> What is asked
Take every line from the material that has the word "value" in it.

####################

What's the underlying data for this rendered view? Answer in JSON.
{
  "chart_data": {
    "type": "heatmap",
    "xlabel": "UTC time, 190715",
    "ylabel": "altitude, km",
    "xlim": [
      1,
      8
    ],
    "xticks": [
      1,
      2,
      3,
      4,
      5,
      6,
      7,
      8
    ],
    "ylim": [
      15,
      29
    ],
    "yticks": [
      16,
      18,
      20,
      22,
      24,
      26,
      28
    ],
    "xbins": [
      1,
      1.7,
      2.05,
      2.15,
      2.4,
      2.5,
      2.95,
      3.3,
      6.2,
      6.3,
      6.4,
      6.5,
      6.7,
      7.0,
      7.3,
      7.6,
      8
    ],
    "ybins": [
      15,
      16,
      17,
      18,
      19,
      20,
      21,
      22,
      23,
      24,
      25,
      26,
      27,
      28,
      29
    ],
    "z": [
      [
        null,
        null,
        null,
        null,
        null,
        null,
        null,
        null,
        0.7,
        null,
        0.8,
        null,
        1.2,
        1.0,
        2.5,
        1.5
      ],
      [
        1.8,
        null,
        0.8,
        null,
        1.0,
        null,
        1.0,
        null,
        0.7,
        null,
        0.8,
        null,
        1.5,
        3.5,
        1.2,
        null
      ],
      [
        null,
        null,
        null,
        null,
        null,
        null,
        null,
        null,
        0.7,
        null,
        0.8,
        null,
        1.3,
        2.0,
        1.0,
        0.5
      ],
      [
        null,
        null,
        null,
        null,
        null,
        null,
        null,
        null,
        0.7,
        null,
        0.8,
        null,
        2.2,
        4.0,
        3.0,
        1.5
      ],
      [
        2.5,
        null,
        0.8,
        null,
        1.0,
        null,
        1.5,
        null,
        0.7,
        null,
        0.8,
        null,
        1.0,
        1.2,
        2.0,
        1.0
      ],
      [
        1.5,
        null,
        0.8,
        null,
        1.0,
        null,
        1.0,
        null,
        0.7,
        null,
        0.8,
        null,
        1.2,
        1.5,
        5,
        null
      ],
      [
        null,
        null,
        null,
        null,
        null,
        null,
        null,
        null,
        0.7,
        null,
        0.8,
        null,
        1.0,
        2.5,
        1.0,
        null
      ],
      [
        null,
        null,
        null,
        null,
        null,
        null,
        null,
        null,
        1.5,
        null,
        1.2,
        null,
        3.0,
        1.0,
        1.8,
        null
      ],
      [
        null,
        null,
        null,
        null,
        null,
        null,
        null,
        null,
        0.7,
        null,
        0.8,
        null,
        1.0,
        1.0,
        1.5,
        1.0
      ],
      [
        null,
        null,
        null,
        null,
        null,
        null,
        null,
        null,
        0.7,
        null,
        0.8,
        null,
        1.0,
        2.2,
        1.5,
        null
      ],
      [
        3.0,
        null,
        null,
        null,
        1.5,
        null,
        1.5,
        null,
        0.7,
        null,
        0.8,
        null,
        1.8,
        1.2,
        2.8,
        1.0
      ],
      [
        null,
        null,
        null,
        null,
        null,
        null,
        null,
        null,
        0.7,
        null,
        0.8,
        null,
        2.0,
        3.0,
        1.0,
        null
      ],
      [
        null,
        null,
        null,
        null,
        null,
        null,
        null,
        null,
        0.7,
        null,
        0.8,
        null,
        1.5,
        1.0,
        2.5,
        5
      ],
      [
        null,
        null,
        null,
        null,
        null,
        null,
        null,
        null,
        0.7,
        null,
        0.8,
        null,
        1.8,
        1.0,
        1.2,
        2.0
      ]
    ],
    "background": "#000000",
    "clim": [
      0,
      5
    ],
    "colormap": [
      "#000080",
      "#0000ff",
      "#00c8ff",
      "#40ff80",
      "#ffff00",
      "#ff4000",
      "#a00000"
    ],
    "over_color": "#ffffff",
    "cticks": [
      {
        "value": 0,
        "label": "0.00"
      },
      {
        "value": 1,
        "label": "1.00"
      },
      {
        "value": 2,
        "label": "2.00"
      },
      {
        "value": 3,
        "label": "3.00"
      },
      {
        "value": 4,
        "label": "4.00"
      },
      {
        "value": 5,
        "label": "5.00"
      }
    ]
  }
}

####################

> Reply to the task
        "value": 0,
        "value": 1,
        "value": 2,
        "value": 3,
        "value": 4,
        "value": 5,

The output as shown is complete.